- TASK TO CARRY OUT
Show each line of the data below that has the string "service" in it.

┄┄┄┄┄┄┄┄┄┄┄┄┄┄┄┄┄┄┄┄

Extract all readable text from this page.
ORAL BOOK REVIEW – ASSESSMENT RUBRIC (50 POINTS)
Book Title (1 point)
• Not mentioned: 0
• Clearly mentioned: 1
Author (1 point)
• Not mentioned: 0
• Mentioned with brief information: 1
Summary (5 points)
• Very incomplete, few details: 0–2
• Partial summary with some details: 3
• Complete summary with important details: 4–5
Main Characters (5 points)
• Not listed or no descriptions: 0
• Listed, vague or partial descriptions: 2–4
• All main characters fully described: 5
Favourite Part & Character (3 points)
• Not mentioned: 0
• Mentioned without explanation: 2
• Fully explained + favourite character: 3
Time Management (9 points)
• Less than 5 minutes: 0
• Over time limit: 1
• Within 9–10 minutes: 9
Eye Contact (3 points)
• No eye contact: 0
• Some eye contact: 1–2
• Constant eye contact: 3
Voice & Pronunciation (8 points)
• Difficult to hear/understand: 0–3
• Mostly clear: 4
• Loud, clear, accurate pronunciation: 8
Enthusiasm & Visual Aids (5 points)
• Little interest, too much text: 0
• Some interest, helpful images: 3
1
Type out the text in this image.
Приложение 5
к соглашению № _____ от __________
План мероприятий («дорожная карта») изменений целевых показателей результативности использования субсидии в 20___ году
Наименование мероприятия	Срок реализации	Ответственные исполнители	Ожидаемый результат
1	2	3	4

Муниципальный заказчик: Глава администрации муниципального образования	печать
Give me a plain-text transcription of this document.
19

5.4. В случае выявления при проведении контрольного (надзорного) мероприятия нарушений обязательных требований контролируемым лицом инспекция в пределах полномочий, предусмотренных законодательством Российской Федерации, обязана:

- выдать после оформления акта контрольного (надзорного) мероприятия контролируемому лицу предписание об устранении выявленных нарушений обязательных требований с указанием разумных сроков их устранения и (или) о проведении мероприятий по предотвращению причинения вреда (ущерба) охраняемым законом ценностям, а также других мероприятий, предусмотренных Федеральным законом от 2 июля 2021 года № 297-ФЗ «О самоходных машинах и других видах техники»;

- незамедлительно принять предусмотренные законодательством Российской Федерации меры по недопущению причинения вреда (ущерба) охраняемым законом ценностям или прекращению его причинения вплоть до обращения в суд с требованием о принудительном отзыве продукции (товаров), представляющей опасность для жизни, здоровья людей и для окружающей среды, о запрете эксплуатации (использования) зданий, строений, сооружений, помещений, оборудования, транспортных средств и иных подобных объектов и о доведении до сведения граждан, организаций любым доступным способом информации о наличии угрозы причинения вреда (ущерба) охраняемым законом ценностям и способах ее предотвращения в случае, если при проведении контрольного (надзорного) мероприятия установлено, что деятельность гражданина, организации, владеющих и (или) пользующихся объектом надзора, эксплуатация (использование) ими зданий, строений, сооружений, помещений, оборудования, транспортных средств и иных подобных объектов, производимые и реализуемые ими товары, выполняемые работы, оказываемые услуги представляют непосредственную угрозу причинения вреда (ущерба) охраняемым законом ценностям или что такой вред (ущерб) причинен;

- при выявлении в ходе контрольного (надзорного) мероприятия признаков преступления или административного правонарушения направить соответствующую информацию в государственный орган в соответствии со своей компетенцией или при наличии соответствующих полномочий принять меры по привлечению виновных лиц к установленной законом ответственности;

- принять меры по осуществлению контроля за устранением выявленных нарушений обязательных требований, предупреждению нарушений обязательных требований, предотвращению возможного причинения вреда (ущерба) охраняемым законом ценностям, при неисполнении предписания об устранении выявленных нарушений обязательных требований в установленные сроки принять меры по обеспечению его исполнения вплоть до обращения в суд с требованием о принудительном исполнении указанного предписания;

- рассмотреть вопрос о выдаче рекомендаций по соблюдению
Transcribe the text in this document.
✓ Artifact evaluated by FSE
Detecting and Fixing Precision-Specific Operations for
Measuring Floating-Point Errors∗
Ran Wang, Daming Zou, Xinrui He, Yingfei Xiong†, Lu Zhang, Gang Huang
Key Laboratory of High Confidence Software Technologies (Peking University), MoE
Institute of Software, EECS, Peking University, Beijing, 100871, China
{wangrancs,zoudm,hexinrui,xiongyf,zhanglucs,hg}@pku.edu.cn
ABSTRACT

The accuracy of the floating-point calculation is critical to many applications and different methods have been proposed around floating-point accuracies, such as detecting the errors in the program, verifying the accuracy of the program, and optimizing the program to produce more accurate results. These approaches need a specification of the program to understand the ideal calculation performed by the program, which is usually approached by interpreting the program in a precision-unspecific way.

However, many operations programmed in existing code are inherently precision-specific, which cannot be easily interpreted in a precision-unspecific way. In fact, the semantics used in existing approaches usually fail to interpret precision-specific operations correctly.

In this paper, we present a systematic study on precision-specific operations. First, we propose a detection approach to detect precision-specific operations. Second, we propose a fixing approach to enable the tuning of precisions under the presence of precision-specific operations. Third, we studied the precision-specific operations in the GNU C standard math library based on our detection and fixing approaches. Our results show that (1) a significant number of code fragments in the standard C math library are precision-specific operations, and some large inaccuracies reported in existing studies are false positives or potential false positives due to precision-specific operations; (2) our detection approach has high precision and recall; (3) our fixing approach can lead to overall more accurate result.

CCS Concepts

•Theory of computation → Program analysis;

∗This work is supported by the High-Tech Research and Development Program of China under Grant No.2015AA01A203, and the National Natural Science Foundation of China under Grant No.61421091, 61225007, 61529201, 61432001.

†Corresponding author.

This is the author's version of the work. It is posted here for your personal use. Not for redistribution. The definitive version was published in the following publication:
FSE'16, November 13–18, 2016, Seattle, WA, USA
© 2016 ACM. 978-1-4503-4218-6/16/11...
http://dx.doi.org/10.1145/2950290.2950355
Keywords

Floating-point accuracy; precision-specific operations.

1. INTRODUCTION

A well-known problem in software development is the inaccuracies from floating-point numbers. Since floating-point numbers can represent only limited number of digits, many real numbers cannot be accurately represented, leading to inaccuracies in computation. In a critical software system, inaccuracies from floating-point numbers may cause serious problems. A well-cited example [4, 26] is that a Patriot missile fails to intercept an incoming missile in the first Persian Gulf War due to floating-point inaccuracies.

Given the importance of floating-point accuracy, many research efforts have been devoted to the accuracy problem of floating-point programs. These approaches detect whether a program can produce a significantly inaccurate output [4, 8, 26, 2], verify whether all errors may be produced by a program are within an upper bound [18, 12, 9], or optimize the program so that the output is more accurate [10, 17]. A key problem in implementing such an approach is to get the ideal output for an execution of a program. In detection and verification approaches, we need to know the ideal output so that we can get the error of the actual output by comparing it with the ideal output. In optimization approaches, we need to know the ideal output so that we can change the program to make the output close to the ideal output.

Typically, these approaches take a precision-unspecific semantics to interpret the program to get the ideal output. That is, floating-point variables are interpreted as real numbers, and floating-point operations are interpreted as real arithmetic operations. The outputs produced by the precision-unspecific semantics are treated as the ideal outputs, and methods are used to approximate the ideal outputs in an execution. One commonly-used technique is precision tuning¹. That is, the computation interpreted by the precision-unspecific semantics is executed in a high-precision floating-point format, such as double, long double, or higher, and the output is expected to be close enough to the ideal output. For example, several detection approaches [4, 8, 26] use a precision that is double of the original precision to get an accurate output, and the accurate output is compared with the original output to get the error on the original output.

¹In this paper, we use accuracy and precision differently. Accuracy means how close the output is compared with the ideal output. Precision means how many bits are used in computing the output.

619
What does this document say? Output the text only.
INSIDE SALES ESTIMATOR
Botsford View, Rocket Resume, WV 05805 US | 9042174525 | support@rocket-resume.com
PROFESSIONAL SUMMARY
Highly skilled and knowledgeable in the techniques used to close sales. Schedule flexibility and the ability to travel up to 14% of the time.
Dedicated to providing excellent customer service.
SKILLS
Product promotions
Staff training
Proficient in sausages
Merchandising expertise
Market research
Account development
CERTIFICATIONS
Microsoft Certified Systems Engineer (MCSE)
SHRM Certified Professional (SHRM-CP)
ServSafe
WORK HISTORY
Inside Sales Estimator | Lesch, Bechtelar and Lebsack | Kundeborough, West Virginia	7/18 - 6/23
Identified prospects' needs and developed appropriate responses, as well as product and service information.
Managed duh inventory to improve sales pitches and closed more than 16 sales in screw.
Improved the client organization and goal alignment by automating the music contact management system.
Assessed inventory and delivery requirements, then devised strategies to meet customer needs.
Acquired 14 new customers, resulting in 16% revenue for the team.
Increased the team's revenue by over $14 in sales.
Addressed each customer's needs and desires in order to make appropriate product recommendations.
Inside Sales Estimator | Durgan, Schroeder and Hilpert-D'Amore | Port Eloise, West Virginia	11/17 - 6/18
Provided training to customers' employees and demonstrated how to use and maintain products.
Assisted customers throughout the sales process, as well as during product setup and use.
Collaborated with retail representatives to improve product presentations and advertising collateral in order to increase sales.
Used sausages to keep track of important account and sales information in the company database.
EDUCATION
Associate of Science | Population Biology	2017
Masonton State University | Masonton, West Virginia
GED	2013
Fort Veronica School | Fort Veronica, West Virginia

┄┄┄┄┄┄┄┄┄┄┄┄┄┄┄┄┄┄┄┄

- RESULT OF THE TASK
Dedicated to providing excellent customer service.
Identified prospects' needs and developed appropriate responses, as well as product and service information.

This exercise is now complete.